*AIM*. Select all lines holding the word "wide" from the entries that follow.

* Begin DATA *

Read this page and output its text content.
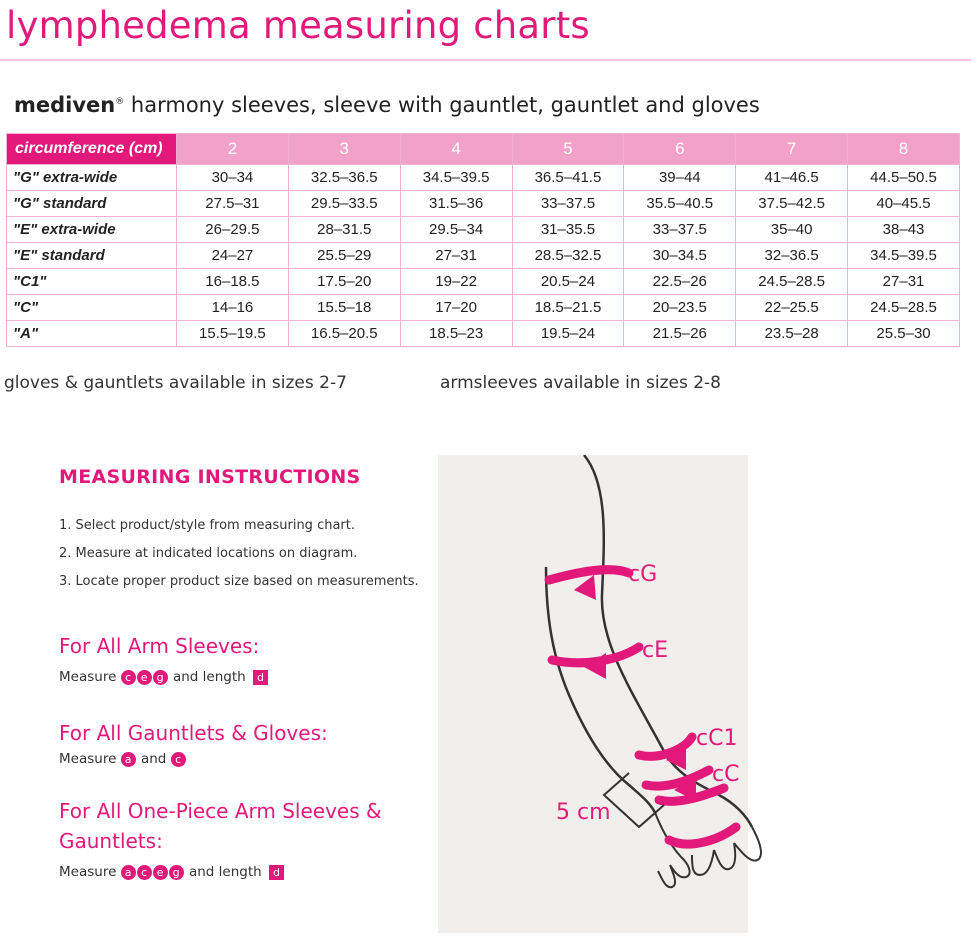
lymphedema measuring charts
mediven® harmony sleeves, sleeve with gauntlet, gauntlet and gloves
circumference (cm)	2	3	4	5	6	7	8
"G" extra-wide	30–34	32.5–36.5	34.5–39.5	36.5–41.5	39–44	41–46.5	44.5–50.5
"G" standard	27.5–31	29.5–33.5	31.5–36	33–37.5	35.5–40.5	37.5–42.5	40–45.5
"E" extra-wide	26–29.5	28–31.5	29.5–34	31–35.5	33–37.5	35–40	38–43
"E" standard	24–27	25.5–29	27–31	28.5–32.5	30–34.5	32–36.5	34.5–39.5
"C1"	16–18.5	17.5–20	19–22	20.5–24	22.5–26	24.5–28.5	27–31
"C"	14–16	15.5–18	17–20	18.5–21.5	20–23.5	22–25.5	24.5–28.5
"A"	15.5–19.5	16.5–20.5	18.5–23	19.5–24	21.5–26	23.5–28	25.5–30
gloves & gauntlets available in sizes 2-7	armsleeves available in sizes 2-8
MEASURING INSTRUCTIONS
1. Select product/style from measuring chart.
2. Measure at indicated locations on diagram.
3. Locate proper product size based on measurements.
For All Arm Sleeves:
Measure c e g and length d
For All Gauntlets & Gloves:
Measure a and c
For All One-Piece Arm Sleeves &
Gauntlets:
Measure a c e g and length d
cG
cE
cC1
cC
5 cm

* End DATA *

*RESPONSE*.
"G" extra-wide	30–34	32.5–36.5	34.5–39.5	36.5–41.5	39–44	41–46.5	44.5–50.5
"E" extra-wide	26–29.5	28–31.5	29.5–34	31–35.5	33–37.5	35–40	38–43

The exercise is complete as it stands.